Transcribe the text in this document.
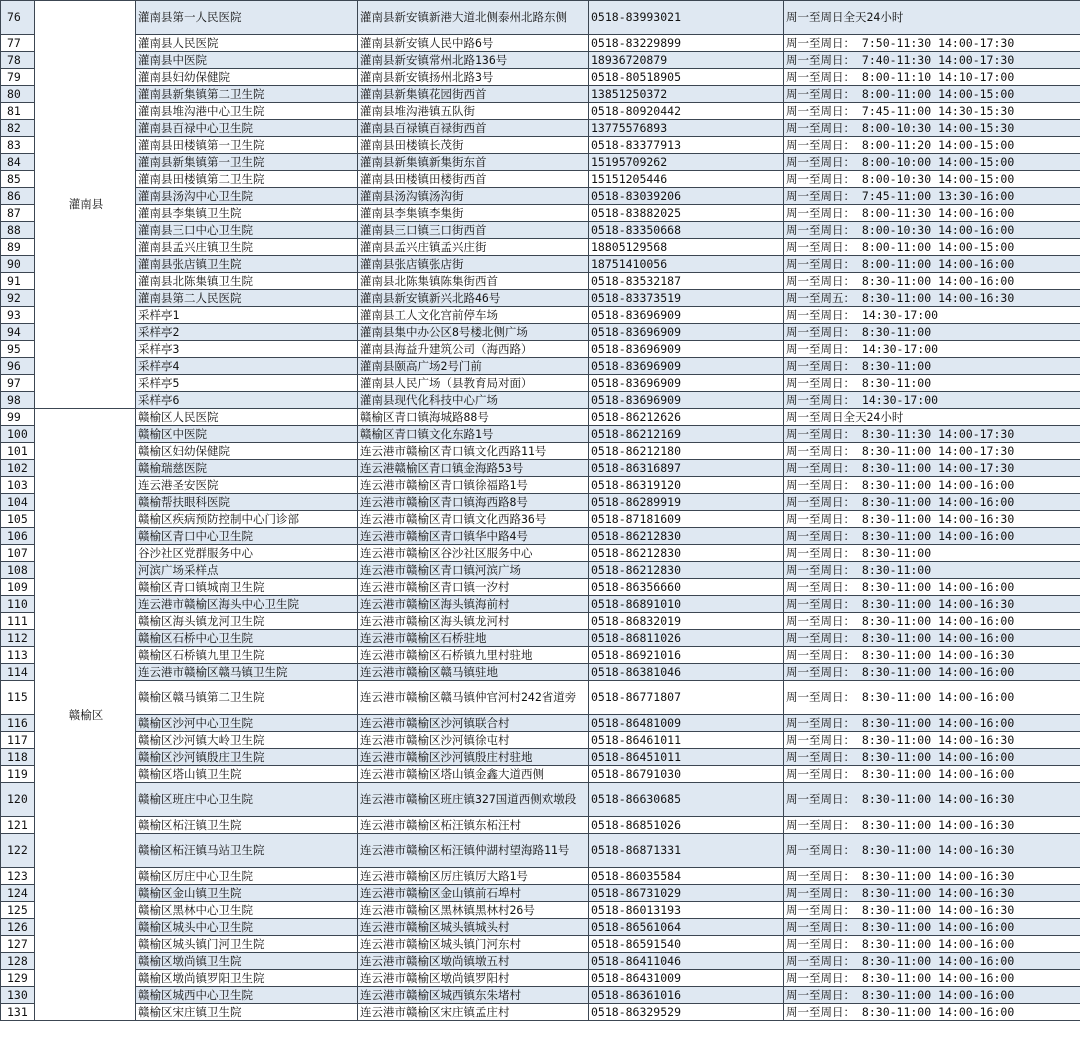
76	灌南县	灌南县第一人民医院	灌南县新安镇新港大道北侧泰州北路东侧	0518-83993021	周一至周日全天24小时
77		灌南县人民医院	灌南县新安镇人民中路6号	0518-83229899	周一至周日： 7:50-11:30 14:00-17:30
78		灌南县中医院	灌南县新安镇常州北路136号	18936720879	周一至周日： 7:40-11:30 14:00-17:30
79		灌南县妇幼保健院	灌南县新安镇扬州北路3号	0518-80518905	周一至周日： 8:00-11:10 14:10-17:00
80		灌南县新集镇第二卫生院	灌南县新集镇花园街西首	13851250372	周一至周日： 8:00-11:00 14:00-15:00
81		灌南县堆沟港中心卫生院	灌南县堆沟港镇五队街	0518-80920442	周一至周日： 7:45-11:00 14:30-15:30
82		灌南县百禄中心卫生院	灌南县百禄镇百禄街西首	13775576893	周一至周日： 8:00-10:30 14:00-15:30
83		灌南县田楼镇第一卫生院	灌南县田楼镇长茂街	0518-83377913	周一至周日： 8:00-11:20 14:00-15:00
84		灌南县新集镇第一卫生院	灌南县新集镇新集街东首	15195709262	周一至周日： 8:00-10:00 14:00-15:00
85		灌南县田楼镇第二卫生院	灌南县田楼镇田楼街西首	15151205446	周一至周日： 8:00-10:30 14:00-15:00
86		灌南县汤沟中心卫生院	灌南县汤沟镇汤沟街	0518-83039206	周一至周日： 7:45-11:00 13:30-16:00
87		灌南县李集镇卫生院	灌南县李集镇李集街	0518-83882025	周一至周日： 8:00-11:30 14:00-16:00
88		灌南县三口中心卫生院	灌南县三口镇三口街西首	0518-83350668	周一至周日： 8:00-10:30 14:00-16:00
89		灌南县孟兴庄镇卫生院	灌南县孟兴庄镇孟兴庄街	18805129568	周一至周日： 8:00-11:00 14:00-15:00
90		灌南县张店镇卫生院	灌南县张店镇张店街	18751410056	周一至周日： 8:00-11:00 14:00-16:00
91		灌南县北陈集镇卫生院	灌南县北陈集镇陈集街西首	0518-83532187	周一至周日： 8:30-11:00 14:00-16:00
92		灌南县第二人民医院	灌南县新安镇新兴北路46号	0518-83373519	周一至周五： 8:30-11:00 14:00-16:30
93		采样亭1	灌南县工人文化宫前停车场	0518-83696909	周一至周日： 14:30-17:00
94		采样亭2	灌南县集中办公区8号楼北侧广场	0518-83696909	周一至周日： 8:30-11:00
95		采样亭3	灌南县海益升建筑公司（海西路）	0518-83696909	周一至周日： 14:30-17:00
96		采样亭4	灌南县颐高广场2号门前	0518-83696909	周一至周日： 8:30-11:00
97		采样亭5	灌南县人民广场（县教育局对面）	0518-83696909	周一至周日： 8:30-11:00
98		采样亭6	灌南县现代化科技中心广场	0518-83696909	周一至周日： 14:30-17:00
99	赣榆区	赣榆区人民医院	赣榆区青口镇海城路88号	0518-86212626	周一至周日全天24小时
100		赣榆区中医院	赣榆区青口镇文化东路1号	0518-86212169	周一至周日： 8:30-11:30 14:00-17:30
101		赣榆区妇幼保健院	连云港市赣榆区青口镇文化西路11号	0518-86212180	周一至周日： 8:30-11:00 14:00-17:30
102		赣榆瑞慈医院	连云港赣榆区青口镇金海路53号	0518-86316897	周一至周日： 8:30-11:00 14:00-17:30
103		连云港圣安医院	连云港市赣榆区青口镇徐福路1号	0518-86319120	周一至周日： 8:30-11:00 14:00-16:00
104		赣榆帮扶眼科医院	连云港市赣榆区青口镇海西路8号	0518-86289919	周一至周日： 8:30-11:00 14:00-16:00
105		赣榆区疾病预防控制中心门诊部	连云港市赣榆区青口镇文化西路36号	0518-87181609	周一至周日： 8:30-11:00 14:00-16:30
106		赣榆区青口中心卫生院	连云港市赣榆区青口镇华中路4号	0518-86212830	周一至周日： 8:30-11:00 14:00-16:00
107		谷沙社区党群服务中心	连云港市赣榆区谷沙社区服务中心	0518-86212830	周一至周日： 8:30-11:00
108		河滨广场采样点	连云港市赣榆区青口镇河滨广场	0518-86212830	周一至周日： 8:30-11:00
109		赣榆区青口镇城南卫生院	连云港市赣榆区青口镇一汐村	0518-86356660	周一至周日： 8:30-11:00 14:00-16:00
110		连云港市赣榆区海头中心卫生院	连云港市赣榆区海头镇海前村	0518-86891010	周一至周日： 8:30-11:00 14:00-16:30
111		赣榆区海头镇龙河卫生院	连云港市赣榆区海头镇龙河村	0518-86832019	周一至周日： 8:30-11:00 14:00-16:00
112		赣榆区石桥中心卫生院	连云港市赣榆区石桥驻地	0518-86811026	周一至周日： 8:30-11:00 14:00-16:00
113		赣榆区石桥镇九里卫生院	连云港市赣榆区石桥镇九里村驻地	0518-86921016	周一至周日： 8:30-11:00 14:00-16:30
114		连云港市赣榆区赣马镇卫生院	连云港市赣榆区赣马镇驻地	0518-86381046	周一至周日： 8:30-11:00 14:00-16:00
115		赣榆区赣马镇第二卫生院	连云港市赣榆区赣马镇仲官河村242省道旁	0518-86771807	周一至周日： 8:30-11:00 14:00-16:00
116		赣榆区沙河中心卫生院	连云港市赣榆区沙河镇联合村	0518-86481009	周一至周日： 8:30-11:00 14:00-16:00
117		赣榆区沙河镇大岭卫生院	连云港市赣榆区沙河镇徐屯村	0518-86461011	周一至周日： 8:30-11:00 14:00-16:30
118		赣榆区沙河镇殷庄卫生院	连云港市赣榆区沙河镇殷庄村驻地	0518-86451011	周一至周日： 8:30-11:00 14:00-16:00
119		赣榆区塔山镇卫生院	连云港市赣榆区塔山镇金鑫大道西侧	0518-86791030	周一至周日： 8:30-11:00 14:00-16:00
120		赣榆区班庄中心卫生院	连云港市赣榆区班庄镇327国道西侧欢墩段	0518-86630685	周一至周日： 8:30-11:00 14:00-16:30
121		赣榆区柘汪镇卫生院	连云港市赣榆区柘汪镇东柘汪村	0518-86851026	周一至周日： 8:30-11:00 14:00-16:30
122		赣榆区柘汪镇马站卫生院	连云港市赣榆区柘汪镇仲湖村望海路11号	0518-86871331	周一至周日： 8:30-11:00 14:00-16:30
123		赣榆区厉庄中心卫生院	连云港市赣榆区厉庄镇厉大路1号	0518-86035584	周一至周日： 8:30-11:00 14:00-16:30
124		赣榆区金山镇卫生院	连云港市赣榆区金山镇前石埠村	0518-86731029	周一至周日： 8:30-11:00 14:00-16:30
125		赣榆区黑林中心卫生院	连云港市赣榆区黑林镇黑林村26号	0518-86013193	周一至周日： 8:30-11:00 14:00-16:30
126		赣榆区城头中心卫生院	连云港市赣榆区城头镇城头村	0518-86561064	周一至周日： 8:30-11:00 14:00-16:00
127		赣榆区城头镇门河卫生院	连云港市赣榆区城头镇门河东村	0518-86591540	周一至周日： 8:30-11:00 14:00-16:00
128		赣榆区墩尚镇卫生院	连云港市赣榆区墩尚镇墩五村	0518-86411046	周一至周日： 8:30-11:00 14:00-16:00
129		赣榆区墩尚镇罗阳卫生院	连云港市赣榆区墩尚镇罗阳村	0518-86431009	周一至周日： 8:30-11:00 14:00-16:00
130		赣榆区城西中心卫生院	连云港市赣榆区城西镇东朱堵村	0518-86361016	周一至周日： 8:30-11:00 14:00-16:00
131		赣榆区宋庄镇卫生院	连云港市赣榆区宋庄镇孟庄村	0518-86329529	周一至周日： 8:30-11:00 14:00-16:00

WRITTEN PROBLEM:
Leave out all images, then reproduce the entries above exactly.

TASK OUTPUT:
Transcribe the text in this document.
76	灌南县	灌南县第一人民医院	灌南县新安镇新港大道北侧泰州北路东侧	0518-83993021	周一至周日全天24小时
77		灌南县人民医院	灌南县新安镇人民中路6号	0518-83229899	周一至周日： 7:50-11:30 14:00-17:30
78		灌南县中医院	灌南县新安镇常州北路136号	18936720879	周一至周日： 7:40-11:30 14:00-17:30
79		灌南县妇幼保健院	灌南县新安镇扬州北路3号	0518-80518905	周一至周日： 8:00-11:10 14:10-17:00
80		灌南县新集镇第二卫生院	灌南县新集镇花园街西首	13851250372	周一至周日： 8:00-11:00 14:00-15:00
81		灌南县堆沟港中心卫生院	灌南县堆沟港镇五队街	0518-80920442	周一至周日： 7:45-11:00 14:30-15:30
82		灌南县百禄中心卫生院	灌南县百禄镇百禄街西首	13775576893	周一至周日： 8:00-10:30 14:00-15:30
83		灌南县田楼镇第一卫生院	灌南县田楼镇长茂街	0518-83377913	周一至周日： 8:00-11:20 14:00-15:00
84		灌南县新集镇第一卫生院	灌南县新集镇新集街东首	15195709262	周一至周日： 8:00-10:00 14:00-15:00
85		灌南县田楼镇第二卫生院	灌南县田楼镇田楼街西首	15151205446	周一至周日： 8:00-10:30 14:00-15:00
86		灌南县汤沟中心卫生院	灌南县汤沟镇汤沟街	0518-83039206	周一至周日： 7:45-11:00 13:30-16:00
87		灌南县李集镇卫生院	灌南县李集镇李集街	0518-83882025	周一至周日： 8:00-11:30 14:00-16:00
88		灌南县三口中心卫生院	灌南县三口镇三口街西首	0518-83350668	周一至周日： 8:00-10:30 14:00-16:00
89		灌南县孟兴庄镇卫生院	灌南县孟兴庄镇孟兴庄街	18805129568	周一至周日： 8:00-11:00 14:00-15:00
90		灌南县张店镇卫生院	灌南县张店镇张店街	18751410056	周一至周日： 8:00-11:00 14:00-16:00
91		灌南县北陈集镇卫生院	灌南县北陈集镇陈集街西首	0518-83532187	周一至周日： 8:30-11:00 14:00-16:00
92		灌南县第二人民医院	灌南县新安镇新兴北路46号	0518-83373519	周一至周五： 8:30-11:00 14:00-16:30
93		采样亭1	灌南县工人文化宫前停车场	0518-83696909	周一至周日： 14:30-17:00
94		采样亭2	灌南县集中办公区8号楼北侧广场	0518-83696909	周一至周日： 8:30-11:00
95		采样亭3	灌南县海益升建筑公司（海西路）	0518-83696909	周一至周日： 14:30-17:00
96		采样亭4	灌南县颐高广场2号门前	0518-83696909	周一至周日： 8:30-11:00
97		采样亭5	灌南县人民广场（县教育局对面）	0518-83696909	周一至周日： 8:30-11:00
98		采样亭6	灌南县现代化科技中心广场	0518-83696909	周一至周日： 14:30-17:00
99	赣榆区	赣榆区人民医院	赣榆区青口镇海城路88号	0518-86212626	周一至周日全天24小时
100		赣榆区中医院	赣榆区青口镇文化东路1号	0518-86212169	周一至周日： 8:30-11:30 14:00-17:30
101		赣榆区妇幼保健院	连云港市赣榆区青口镇文化西路11号	0518-86212180	周一至周日： 8:30-11:00 14:00-17:30
102		赣榆瑞慈医院	连云港赣榆区青口镇金海路53号	0518-86316897	周一至周日： 8:30-11:00 14:00-17:30
103		连云港圣安医院	连云港市赣榆区青口镇徐福路1号	0518-86319120	周一至周日： 8:30-11:00 14:00-16:00
104		赣榆帮扶眼科医院	连云港市赣榆区青口镇海西路8号	0518-86289919	周一至周日： 8:30-11:00 14:00-16:00
105		赣榆区疾病预防控制中心门诊部	连云港市赣榆区青口镇文化西路36号	0518-87181609	周一至周日： 8:30-11:00 14:00-16:30
106		赣榆区青口中心卫生院	连云港市赣榆区青口镇华中路4号	0518-86212830	周一至周日： 8:30-11:00 14:00-16:00
107		谷沙社区党群服务中心	连云港市赣榆区谷沙社区服务中心	0518-86212830	周一至周日： 8:30-11:00
108		河滨广场采样点	连云港市赣榆区青口镇河滨广场	0518-86212830	周一至周日： 8:30-11:00
109		赣榆区青口镇城南卫生院	连云港市赣榆区青口镇一汐村	0518-86356660	周一至周日： 8:30-11:00 14:00-16:00
110		连云港市赣榆区海头中心卫生院	连云港市赣榆区海头镇海前村	0518-86891010	周一至周日： 8:30-11:00 14:00-16:30
111		赣榆区海头镇龙河卫生院	连云港市赣榆区海头镇龙河村	0518-86832019	周一至周日： 8:30-11:00 14:00-16:00
112		赣榆区石桥中心卫生院	连云港市赣榆区石桥驻地	0518-86811026	周一至周日： 8:30-11:00 14:00-16:00
113		赣榆区石桥镇九里卫生院	连云港市赣榆区石桥镇九里村驻地	0518-86921016	周一至周日： 8:30-11:00 14:00-16:30
114		连云港市赣榆区赣马镇卫生院	连云港市赣榆区赣马镇驻地	0518-86381046	周一至周日： 8:30-11:00 14:00-16:00
115		赣榆区赣马镇第二卫生院	连云港市赣榆区赣马镇仲官河村242省道旁	0518-86771807	周一至周日： 8:30-11:00 14:00-16:00
116		赣榆区沙河中心卫生院	连云港市赣榆区沙河镇联合村	0518-86481009	周一至周日： 8:30-11:00 14:00-16:00
117		赣榆区沙河镇大岭卫生院	连云港市赣榆区沙河镇徐屯村	0518-86461011	周一至周日： 8:30-11:00 14:00-16:30
118		赣榆区沙河镇殷庄卫生院	连云港市赣榆区沙河镇殷庄村驻地	0518-86451011	周一至周日： 8:30-11:00 14:00-16:00
119		赣榆区塔山镇卫生院	连云港市赣榆区塔山镇金鑫大道西侧	0518-86791030	周一至周日： 8:30-11:00 14:00-16:00
120		赣榆区班庄中心卫生院	连云港市赣榆区班庄镇327国道西侧欢墩段	0518-86630685	周一至周日： 8:30-11:00 14:00-16:30
121		赣榆区柘汪镇卫生院	连云港市赣榆区柘汪镇东柘汪村	0518-86851026	周一至周日： 8:30-11:00 14:00-16:30
122		赣榆区柘汪镇马站卫生院	连云港市赣榆区柘汪镇仲湖村望海路11号	0518-86871331	周一至周日： 8:30-11:00 14:00-16:30
123		赣榆区厉庄中心卫生院	连云港市赣榆区厉庄镇厉大路1号	0518-86035584	周一至周日： 8:30-11:00 14:00-16:30
124		赣榆区金山镇卫生院	连云港市赣榆区金山镇前石埠村	0518-86731029	周一至周日： 8:30-11:00 14:00-16:30
125		赣榆区黑林中心卫生院	连云港市赣榆区黑林镇黑林村26号	0518-86013193	周一至周日： 8:30-11:00 14:00-16:30
126		赣榆区城头中心卫生院	连云港市赣榆区城头镇城头村	0518-86561064	周一至周日： 8:30-11:00 14:00-16:00
127		赣榆区城头镇门河卫生院	连云港市赣榆区城头镇门河东村	0518-86591540	周一至周日： 8:30-11:00 14:00-16:00
128		赣榆区墩尚镇卫生院	连云港市赣榆区墩尚镇墩五村	0518-86411046	周一至周日： 8:30-11:00 14:00-16:00
129		赣榆区墩尚镇罗阳卫生院	连云港市赣榆区墩尚镇罗阳村	0518-86431009	周一至周日： 8:30-11:00 14:00-16:00
130		赣榆区城西中心卫生院	连云港市赣榆区城西镇东朱堵村	0518-86361016	周一至周日： 8:30-11:00 14:00-16:00
131		赣榆区宋庄镇卫生院	连云港市赣榆区宋庄镇孟庄村	0518-86329529	周一至周日： 8:30-11:00 14:00-16:00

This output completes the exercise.